## Problem details
Determine which lines contain the word "System", then copy those lines.

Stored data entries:
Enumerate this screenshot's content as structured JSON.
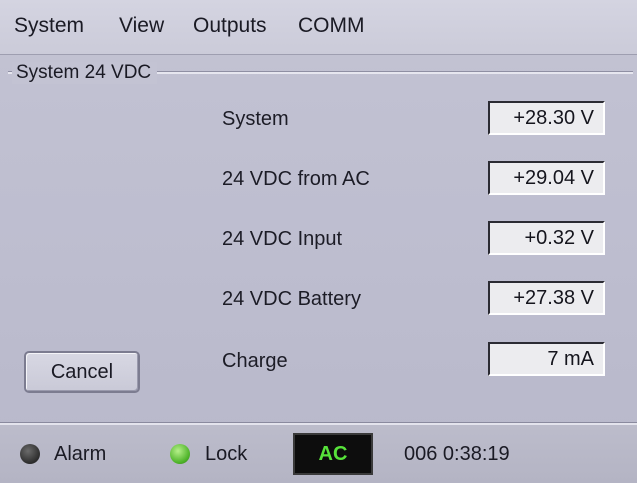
{
  "menu": [
    "System",
    "View",
    "Outputs",
    "COMM"
  ],
  "group": {
    "title": "System 24 VDC"
  },
  "rows": [
    {
      "label": "System",
      "value": "+28.30 V"
    },
    {
      "label": "24 VDC from AC",
      "value": "+29.04 V"
    },
    {
      "label": "24 VDC Input",
      "value": "+0.32 V"
    },
    {
      "label": "24 VDC Battery",
      "value": "+27.38 V"
    },
    {
      "label": "Charge",
      "value": "7 mA"
    }
  ],
  "buttons": {
    "cancel": "Cancel"
  },
  "status": {
    "alarm_label": "Alarm",
    "lock_label": "Lock",
    "power_source": "AC",
    "counter_time": "006 0:38:19",
    "alarm_led_color": "#3a3a3a",
    "lock_led_color": "#5cc635",
    "power_text_color": "#57e23a"
  }
}
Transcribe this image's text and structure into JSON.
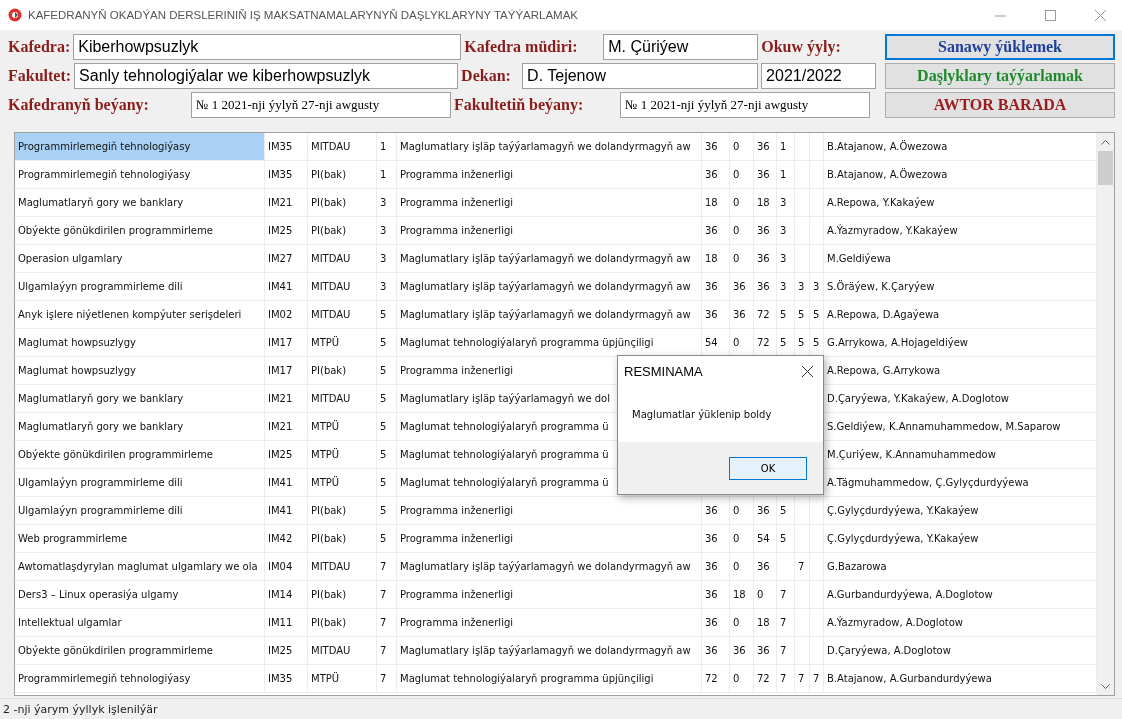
{
  "window": {
    "title": "KAFEDRANYŇ OKADÝAN DERSLERINIŇ IŞ MAKSATNAMALARYNYŇ DAŞLYKLARYNY TAÝÝARLAMAK"
  },
  "form": {
    "rows": [
      {
        "items": [
          {
            "kind": "label",
            "text": "Kafedra:"
          },
          {
            "kind": "field",
            "value": "Kiberhowpsuzlyk"
          },
          {
            "kind": "label",
            "text": "Kafedra müdiri:"
          },
          {
            "kind": "field",
            "value": "M. Çüriýew"
          },
          {
            "kind": "label",
            "text": "Okuw ýyly:"
          },
          {
            "kind": "button",
            "text": "Sanawy ýüklemek",
            "color": "#1f3f9a",
            "focused": true
          }
        ]
      },
      {
        "items": [
          {
            "kind": "label",
            "text": "Fakultet:"
          },
          {
            "kind": "field",
            "value": "Sanly tehnologiýalar we kiberhowpsuzlyk"
          },
          {
            "kind": "label",
            "text": "Dekan:"
          },
          {
            "kind": "field",
            "value": "D. Tejenow"
          },
          {
            "kind": "field",
            "value": "2021/2022"
          },
          {
            "kind": "button",
            "text": "Daşlyklary taýýarlamak",
            "color": "#1e8a2e",
            "focused": false
          }
        ]
      },
      {
        "items": [
          {
            "kind": "label",
            "text": "Kafedranyň beýany:"
          },
          {
            "kind": "field",
            "value": "№ 1 2021-nji ýylyň 27-nji awgusty",
            "serif": true
          },
          {
            "kind": "label",
            "text": "Fakultetiň beýany:"
          },
          {
            "kind": "field",
            "value": "№ 1 2021-nji ýylyň 27-nji awgusty",
            "serif": true
          },
          {
            "kind": "button",
            "text": "AWTOR BARADA",
            "color": "#9a1c1c",
            "focused": false
          }
        ]
      }
    ]
  },
  "table": {
    "rows": [
      {
        "selected": true,
        "cells": [
          "Programmirlemegiň tehnologiýasy",
          "IM35",
          "MITDAU",
          "1",
          "Maglumatlary işläp taýýarlamagyň we dolandyrmagyň aw",
          "36",
          "0",
          "36",
          "1",
          null,
          null,
          "B.Atajanow, A.Öwezowa"
        ]
      },
      {
        "selected": false,
        "cells": [
          "Programmirlemegiň tehnologiýasy",
          "IM35",
          "PI(bak)",
          "1",
          "Programma inženerligi",
          "36",
          "0",
          "36",
          "1",
          null,
          null,
          "B.Atajanow, A.Öwezowa"
        ]
      },
      {
        "selected": false,
        "cells": [
          "Maglumatlaryň gory we banklary",
          "IM21",
          "PI(bak)",
          "3",
          "Programma inženerligi",
          "18",
          "0",
          "18",
          "3",
          null,
          null,
          "A.Repowa, Y.Kakaýew"
        ]
      },
      {
        "selected": false,
        "cells": [
          "Obýekte gönükdirilen programmirleme",
          "IM25",
          "PI(bak)",
          "3",
          "Programma inženerligi",
          "36",
          "0",
          "36",
          "3",
          null,
          null,
          "A.Ýazmyradow, Y.Kakaýew"
        ]
      },
      {
        "selected": false,
        "cells": [
          "Operasion ulgamlary",
          "IM27",
          "MITDAU",
          "3",
          "Maglumatlary işläp taýýarlamagyň we dolandyrmagyň aw",
          "18",
          "0",
          "36",
          "3",
          null,
          null,
          "M.Geldiýewa"
        ]
      },
      {
        "selected": false,
        "cells": [
          "Ulgamlaýyn programmirleme dili",
          "IM41",
          "MITDAU",
          "3",
          "Maglumatlary işläp taýýarlamagyň we dolandyrmagyň aw",
          "36",
          "36",
          "36",
          "3",
          "3",
          "3",
          "S.Öräýew, K.Çaryýew"
        ]
      },
      {
        "selected": false,
        "cells": [
          "Anyk işlere niýetlenen kompýuter serişdeleri",
          "IM02",
          "MITDAU",
          "5",
          "Maglumatlary işläp taýýarlamagyň we dolandyrmagyň aw",
          "36",
          "36",
          "72",
          "5",
          "5",
          "5",
          "A.Repowa, D.Agaýewa"
        ]
      },
      {
        "selected": false,
        "cells": [
          "Maglumat howpsuzlygy",
          "IM17",
          "MTPÜ",
          "5",
          "Maglumat tehnologiýalaryň programma üpjünçiligi",
          "54",
          "0",
          "72",
          "5",
          "5",
          "5",
          "G.Arrykowa, A.Hojageldiýew"
        ]
      },
      {
        "selected": false,
        "cells": [
          "Maglumat howpsuzlygy",
          "IM17",
          "PI(bak)",
          "5",
          "Programma inženerligi",
          null,
          null,
          null,
          null,
          null,
          null,
          "A.Repowa, G.Arrykowa"
        ]
      },
      {
        "selected": false,
        "cells": [
          "Maglumatlaryň gory we banklary",
          "IM21",
          "MITDAU",
          "5",
          "Maglumatlary işläp taýýarlamagyň we dol",
          null,
          null,
          null,
          null,
          null,
          null,
          "D.Çaryýewa, Y.Kakaýew, A.Doglotow"
        ]
      },
      {
        "selected": false,
        "cells": [
          "Maglumatlaryň gory we banklary",
          "IM21",
          "MTPÜ",
          "5",
          "Maglumat tehnologiýalaryň programma ü",
          null,
          null,
          null,
          null,
          null,
          null,
          "S.Geldiýew, K.Annamuhammedow, M.Saparow"
        ]
      },
      {
        "selected": false,
        "cells": [
          "Obýekte gönükdirilen programmirleme",
          "IM25",
          "MTPÜ",
          "5",
          "Maglumat tehnologiýalaryň programma ü",
          null,
          null,
          null,
          null,
          null,
          null,
          "M.Çuriýew, K.Annamuhammedow"
        ]
      },
      {
        "selected": false,
        "cells": [
          "Ulgamlaýyn programmirleme dili",
          "IM41",
          "MTPÜ",
          "5",
          "Maglumat tehnologiýalaryň programma ü",
          null,
          null,
          null,
          null,
          null,
          null,
          "A.Tägmuhammedow, Ç.Gylyçdurdyýewa"
        ]
      },
      {
        "selected": false,
        "cells": [
          "Ulgamlaýyn programmirleme dili",
          "IM41",
          "PI(bak)",
          "5",
          "Programma inženerligi",
          "36",
          "0",
          "36",
          "5",
          null,
          null,
          "Ç.Gylyçdurdyýewa, Y.Kakaýew"
        ]
      },
      {
        "selected": false,
        "cells": [
          "Web programmirleme",
          "IM42",
          "PI(bak)",
          "5",
          "Programma inženerligi",
          "36",
          "0",
          "54",
          "5",
          null,
          null,
          "Ç.Gylyçdurdyýewa, Y.Kakaýew"
        ]
      },
      {
        "selected": false,
        "cells": [
          "Awtomatlaşdyrylan maglumat ulgamlary we ola",
          "IM04",
          "MITDAU",
          "7",
          "Maglumatlary işläp taýýarlamagyň we dolandyrmagyň aw",
          "36",
          "0",
          "36",
          null,
          "7",
          null,
          "G.Bazarowa"
        ]
      },
      {
        "selected": false,
        "cells": [
          "Ders3 – Linux operasiýa ulgamy",
          "IM14",
          "PI(bak)",
          "7",
          "Programma inženerligi",
          "36",
          "18",
          "0",
          "7",
          null,
          null,
          "A.Gurbandurdyýewa, A.Doglotow"
        ]
      },
      {
        "selected": false,
        "cells": [
          "Intellektual ulgamlar",
          "IM11",
          "PI(bak)",
          "7",
          "Programma inženerligi",
          "36",
          "0",
          "18",
          "7",
          null,
          null,
          "A.Ýazmyradow, A.Doglotow"
        ]
      },
      {
        "selected": false,
        "cells": [
          "Obýekte gönükdirilen programmirleme",
          "IM25",
          "MITDAU",
          "7",
          "Maglumatlary işläp taýýarlamagyň we dolandyrmagyň aw",
          "36",
          "36",
          "36",
          "7",
          null,
          null,
          "D.Çaryýewa, A.Doglotow"
        ]
      },
      {
        "selected": false,
        "cells": [
          "Programmirlemegiň tehnologiýasy",
          "IM35",
          "MTPÜ",
          "7",
          "Maglumat tehnologiýalaryň programma üpjünçiligi",
          "72",
          "0",
          "72",
          "7",
          "7",
          "7",
          "B.Atajanow, A.Gurbandurdyýewa"
        ]
      }
    ]
  },
  "dialog": {
    "title": "RESMINAMA",
    "message": "Maglumatlar ýüklenip boldy",
    "button": "OK"
  },
  "status_bar": {
    "text": "2 -nji ýarym ýyllyk işlenilýär"
  }
}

## Result
    "System",
    "title": "System 24 VDC"
      "label": "System",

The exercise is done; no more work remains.